WHAT IS ASKED -> Give the stretch of the rows that opens with the line containing "Patent image size: (765, 660)." and closes with the line containing "The passenger side" as a JSON list of strings, one string per line, with blank lines left out.

MATERIAL PROVIDED ->

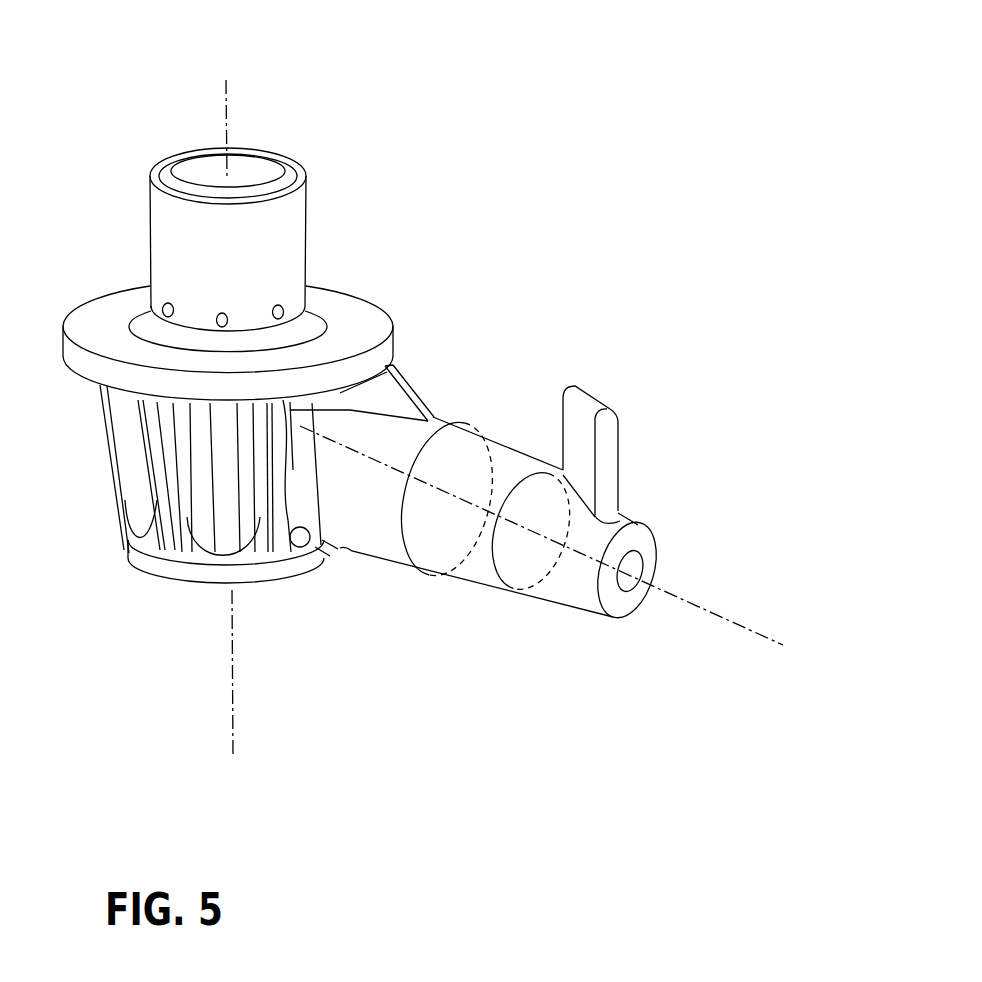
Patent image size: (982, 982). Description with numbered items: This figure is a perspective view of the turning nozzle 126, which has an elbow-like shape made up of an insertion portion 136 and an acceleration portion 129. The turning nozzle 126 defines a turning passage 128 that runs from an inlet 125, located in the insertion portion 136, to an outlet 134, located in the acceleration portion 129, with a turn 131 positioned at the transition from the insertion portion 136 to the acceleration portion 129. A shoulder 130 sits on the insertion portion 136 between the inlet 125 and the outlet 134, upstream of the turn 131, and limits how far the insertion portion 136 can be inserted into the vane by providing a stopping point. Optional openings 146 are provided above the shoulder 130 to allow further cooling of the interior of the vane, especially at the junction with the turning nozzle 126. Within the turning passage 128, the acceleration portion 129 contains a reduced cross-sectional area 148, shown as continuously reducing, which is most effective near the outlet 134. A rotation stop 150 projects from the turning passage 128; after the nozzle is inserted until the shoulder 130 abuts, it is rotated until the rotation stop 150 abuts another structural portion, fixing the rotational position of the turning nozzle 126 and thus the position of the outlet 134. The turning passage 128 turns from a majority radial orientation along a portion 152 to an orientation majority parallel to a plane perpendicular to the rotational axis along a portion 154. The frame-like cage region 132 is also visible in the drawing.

The inlet 125 is at (258, 170).
The turning nozzle 126 is at (496, 328).
The turning passage 128 is at (205, 165).
The acceleration portion 129 is at (367, 557).
The shoulder 130 is at (113, 377).
The turn 131 is at (231, 455).
The cage 132 is at (158, 537).
The outlet 134 is at (633, 572).
The insertion portion 136 is at (307, 215).
The openings 146 is at (283, 313).
The reduced cross-sectional area 148 is at (631, 573).
The rotation stop 150 is at (607, 447).
The portion 152 is at (227, 97).
The portion 154 is at (727, 617).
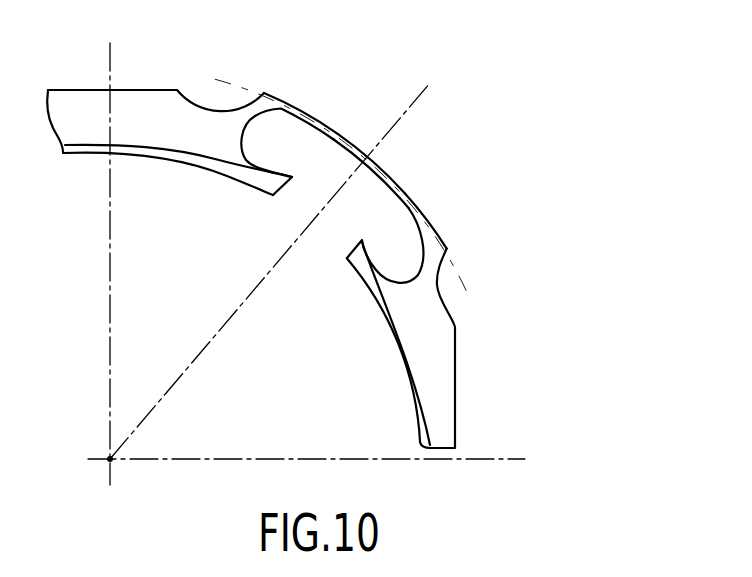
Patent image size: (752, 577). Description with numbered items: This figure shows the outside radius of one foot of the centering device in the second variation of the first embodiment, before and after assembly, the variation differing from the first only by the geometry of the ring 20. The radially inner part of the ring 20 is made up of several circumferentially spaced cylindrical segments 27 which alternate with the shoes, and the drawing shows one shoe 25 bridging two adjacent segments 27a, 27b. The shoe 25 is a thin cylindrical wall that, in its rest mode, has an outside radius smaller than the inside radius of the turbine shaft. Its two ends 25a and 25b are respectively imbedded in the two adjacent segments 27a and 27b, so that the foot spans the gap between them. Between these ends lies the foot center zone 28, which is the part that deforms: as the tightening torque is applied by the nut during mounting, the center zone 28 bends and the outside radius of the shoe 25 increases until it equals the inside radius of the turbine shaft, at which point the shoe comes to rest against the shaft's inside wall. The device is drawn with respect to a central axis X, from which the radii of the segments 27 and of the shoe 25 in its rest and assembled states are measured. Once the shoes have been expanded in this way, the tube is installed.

The ring 20 is at (316, 227).
The shoe 25 is at (374, 163).
The first end of foot 25a is at (272, 100).
The second end of foot 25b is at (448, 245).
The cylindrical segment 27 is at (251, 232).
The cylindrical segment 27a is at (192, 133).
The cylindrical segment 27b is at (413, 340).
The foot center zone 28 is at (365, 153).
The axis X is at (110, 457).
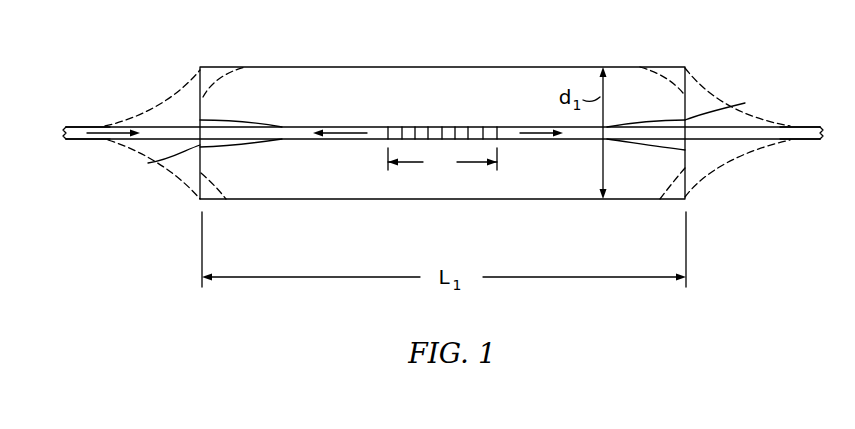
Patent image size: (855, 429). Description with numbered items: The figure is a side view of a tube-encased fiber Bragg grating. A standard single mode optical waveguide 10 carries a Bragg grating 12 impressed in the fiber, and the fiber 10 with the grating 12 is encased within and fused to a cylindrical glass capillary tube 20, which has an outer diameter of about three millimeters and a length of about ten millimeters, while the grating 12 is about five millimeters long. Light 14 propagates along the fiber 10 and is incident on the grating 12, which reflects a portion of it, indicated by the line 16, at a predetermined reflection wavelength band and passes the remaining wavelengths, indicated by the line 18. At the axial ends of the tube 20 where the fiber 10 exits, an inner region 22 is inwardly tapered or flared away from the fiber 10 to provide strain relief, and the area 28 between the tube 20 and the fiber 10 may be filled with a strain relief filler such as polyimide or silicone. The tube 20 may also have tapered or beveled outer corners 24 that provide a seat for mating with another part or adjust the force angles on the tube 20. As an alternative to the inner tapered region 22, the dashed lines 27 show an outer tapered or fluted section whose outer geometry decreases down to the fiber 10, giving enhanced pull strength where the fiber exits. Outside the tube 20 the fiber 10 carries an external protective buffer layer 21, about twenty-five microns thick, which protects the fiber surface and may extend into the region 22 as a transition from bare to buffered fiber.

The optical waveguide 10 is at (310, 127).
The Bragg grating 12 is at (388, 118).
The light 14 is at (88, 136).
The reflected light 16 is at (347, 137).
The transmitted light 18 is at (545, 137).
The cylindrical glass capillary tube 20 is at (378, 64).
The external protective buffer layer 21 is at (78, 126).
The inner tapered region 22 is at (243, 117).
The beveled corners 24 is at (248, 67).
The outer tapered section 27 is at (188, 80).
The area between tube and fiber 28 is at (443, 133).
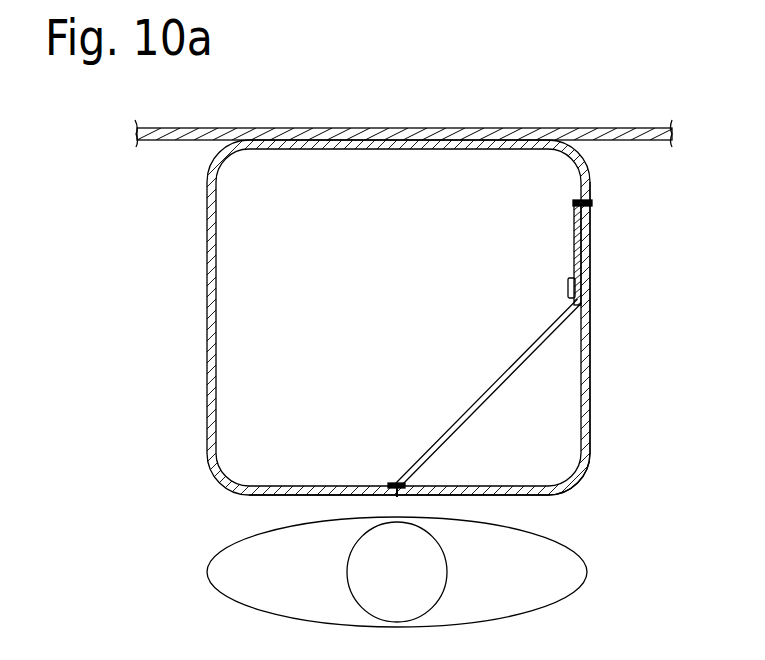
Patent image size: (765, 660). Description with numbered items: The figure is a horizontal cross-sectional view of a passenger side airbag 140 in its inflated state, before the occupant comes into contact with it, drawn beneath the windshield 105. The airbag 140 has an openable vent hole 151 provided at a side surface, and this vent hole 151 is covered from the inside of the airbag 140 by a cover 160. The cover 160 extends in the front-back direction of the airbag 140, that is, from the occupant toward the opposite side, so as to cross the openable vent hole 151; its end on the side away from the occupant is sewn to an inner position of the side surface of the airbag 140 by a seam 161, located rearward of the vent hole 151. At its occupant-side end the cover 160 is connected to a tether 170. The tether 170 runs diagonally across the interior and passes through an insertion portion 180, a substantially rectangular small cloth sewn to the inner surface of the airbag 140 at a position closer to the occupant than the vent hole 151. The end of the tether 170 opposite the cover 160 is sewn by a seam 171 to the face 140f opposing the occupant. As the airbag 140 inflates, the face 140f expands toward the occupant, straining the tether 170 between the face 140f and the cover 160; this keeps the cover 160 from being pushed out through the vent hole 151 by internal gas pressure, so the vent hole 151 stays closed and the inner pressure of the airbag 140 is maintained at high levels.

The windshield 105 is at (632, 128).
The passenger side airbag 140 is at (192, 362).
The face opposing the occupant 140f is at (503, 492).
The openable vent hole 151 is at (591, 262).
The cover 160 is at (574, 248).
The seam 161 is at (574, 203).
The tether 170 is at (472, 408).
The seam 171 is at (397, 482).
The insertion portion 180 is at (568, 290).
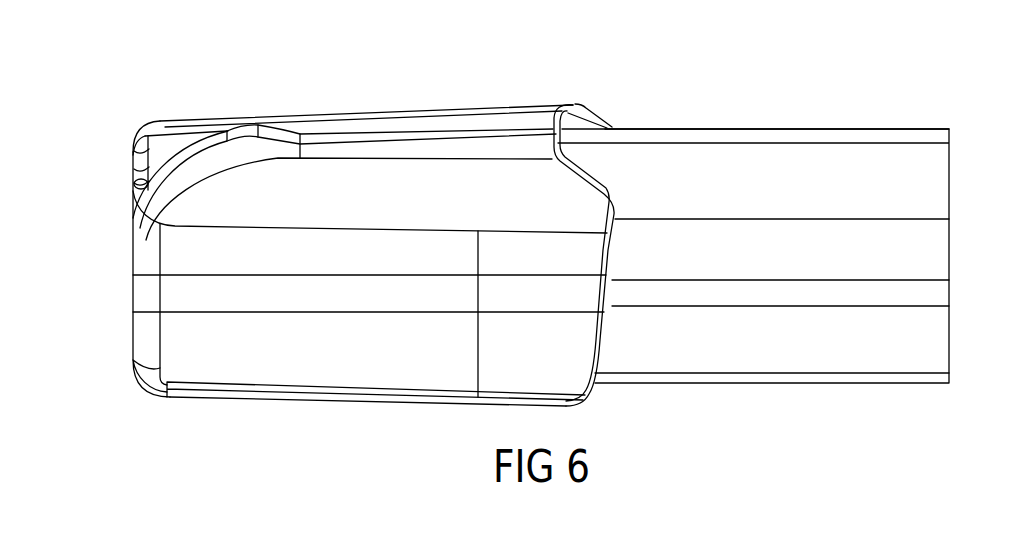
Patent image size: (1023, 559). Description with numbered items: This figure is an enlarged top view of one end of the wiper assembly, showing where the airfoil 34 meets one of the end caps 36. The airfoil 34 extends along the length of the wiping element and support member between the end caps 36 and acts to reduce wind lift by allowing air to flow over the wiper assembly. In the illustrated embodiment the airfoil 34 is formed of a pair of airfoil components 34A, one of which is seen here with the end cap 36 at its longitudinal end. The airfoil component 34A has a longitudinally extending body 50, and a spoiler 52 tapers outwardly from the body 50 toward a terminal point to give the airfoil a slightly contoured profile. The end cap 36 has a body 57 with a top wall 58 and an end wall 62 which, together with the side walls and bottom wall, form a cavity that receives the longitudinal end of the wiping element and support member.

The airfoil 34 is at (785, 209).
The airfoil component 34A is at (894, 128).
The end cap 36 is at (386, 106).
The body 50 is at (938, 293).
The spoiler 52 is at (930, 191).
The body 57 is at (158, 120).
The top wall 58 is at (338, 229).
The end wall 62 is at (132, 264).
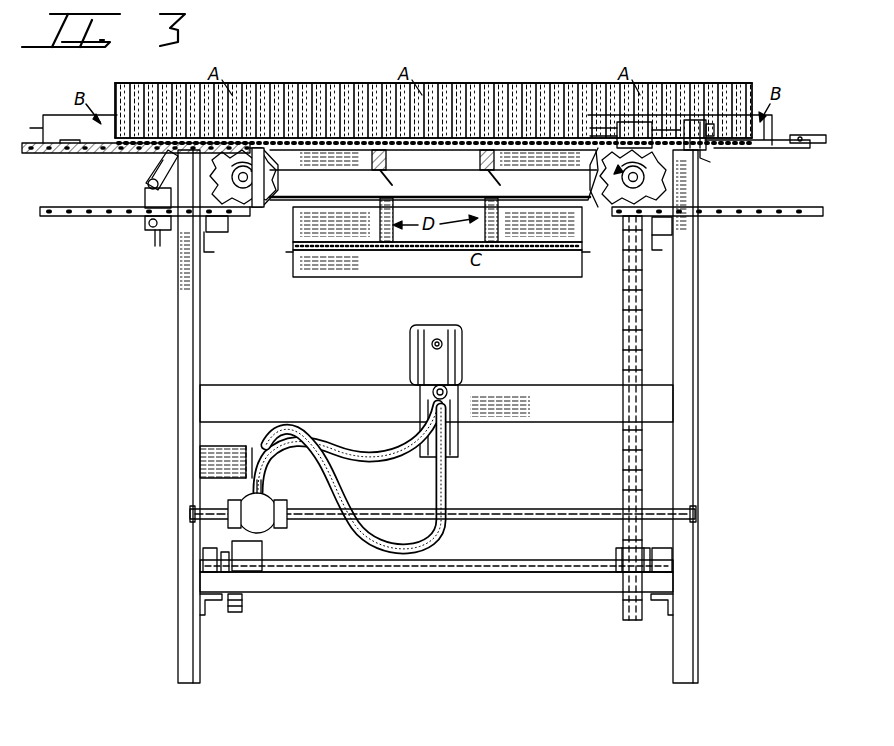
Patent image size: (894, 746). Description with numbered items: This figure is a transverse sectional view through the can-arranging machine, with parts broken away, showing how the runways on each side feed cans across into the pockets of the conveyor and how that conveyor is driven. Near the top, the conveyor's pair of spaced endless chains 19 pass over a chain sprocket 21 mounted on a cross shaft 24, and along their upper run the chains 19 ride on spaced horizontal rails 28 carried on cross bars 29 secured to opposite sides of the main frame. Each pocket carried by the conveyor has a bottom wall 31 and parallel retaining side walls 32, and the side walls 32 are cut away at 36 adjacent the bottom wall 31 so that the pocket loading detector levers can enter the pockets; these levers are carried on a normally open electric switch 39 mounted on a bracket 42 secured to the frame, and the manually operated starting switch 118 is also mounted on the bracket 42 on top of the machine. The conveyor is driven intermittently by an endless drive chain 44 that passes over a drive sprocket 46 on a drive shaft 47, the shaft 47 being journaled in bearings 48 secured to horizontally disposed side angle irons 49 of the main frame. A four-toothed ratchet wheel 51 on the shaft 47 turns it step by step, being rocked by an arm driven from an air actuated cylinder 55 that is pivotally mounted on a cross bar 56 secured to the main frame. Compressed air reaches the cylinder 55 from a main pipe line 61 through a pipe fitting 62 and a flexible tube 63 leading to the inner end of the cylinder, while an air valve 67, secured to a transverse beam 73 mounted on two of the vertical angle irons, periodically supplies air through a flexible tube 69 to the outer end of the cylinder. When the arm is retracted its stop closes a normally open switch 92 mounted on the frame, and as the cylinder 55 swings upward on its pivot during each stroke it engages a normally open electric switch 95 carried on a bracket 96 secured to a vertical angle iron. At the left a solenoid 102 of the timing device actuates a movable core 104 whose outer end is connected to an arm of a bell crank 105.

The endless chain 19 is at (380, 216).
The chain sprocket 21 is at (453, 181).
The cross shaft 24 is at (280, 206).
The horizontal rail 28 is at (380, 170).
The cross bar 29 is at (434, 175).
The bottom wall 31 is at (437, 258).
The side wall 32 is at (440, 272).
The cut away 36 is at (290, 254).
The electric switch 39 is at (635, 135).
The bracket 42 is at (717, 162).
The endless drive chain 44 is at (624, 334).
The drive sprocket 46 is at (618, 556).
The drive shaft 47 is at (512, 570).
The bearing 48 is at (212, 570).
The side angle iron 49 is at (208, 608).
The ratchet wheel 51 is at (244, 606).
The air actuated cylinder 55 is at (266, 505).
The cross bar 56 is at (516, 512).
The main pipe line 61 is at (432, 392).
The pipe fitting 62 is at (436, 400).
The flexible tube 63 is at (446, 490).
The air valve 67 is at (462, 364).
The flexible tube 69 is at (380, 456).
The transverse beam 73 is at (535, 396).
The switch 92 is at (264, 553).
The electric switch 95 is at (252, 448).
The bracket 96 is at (228, 470).
The solenoid 102 is at (146, 201).
The movable core 104 is at (148, 183).
The bell crank 105 is at (160, 160).
The starting switch 118 is at (706, 128).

EXPECTED OUTPUT ->
[
  "Patent image size: (765, 660). Description with numbered items: The figure is a horizontal cross-sectional view of a passenger side airbag 140 in its inflated state, before the occupant comes into contact with it, drawn beneath the windshield 105. The airbag 140 has an openable vent hole 151 provided at a side surface, and this vent hole 151 is covered from the inside of the airbag 140 by a cover 160. The cover 160 extends in the front-back direction of the airbag 140, that is, from the occupant toward the opposite side, so as to cross the openable vent hole 151; its end on the side away from the occupant is sewn to an inner position of the side surface of the airbag 140 by a seam 161, located rearward of the vent hole 151. At its occupant-side end the cover 160 is connected to a tether 170. The tether 170 runs diagonally across the interior and passes through an insertion portion 180, a substantially rectangular small cloth sewn to the inner surface of the airbag 140 at a position closer to the occupant than the vent hole 151. The end of the tether 170 opposite the cover 160 is sewn by a seam 171 to the face 140f opposing the occupant. As the airbag 140 inflates, the face 140f expands toward the occupant, straining the tether 170 between the face 140f and the cover 160; this keeps the cover 160 from being pushed out through the vent hole 151 by internal gas pressure, so the vent hole 151 stays closed and the inner pressure of the airbag 140 is maintained at high levels.",
  "The windshield 105 is at (632, 128).",
  "The passenger side airbag 140 is at (192, 362)."
]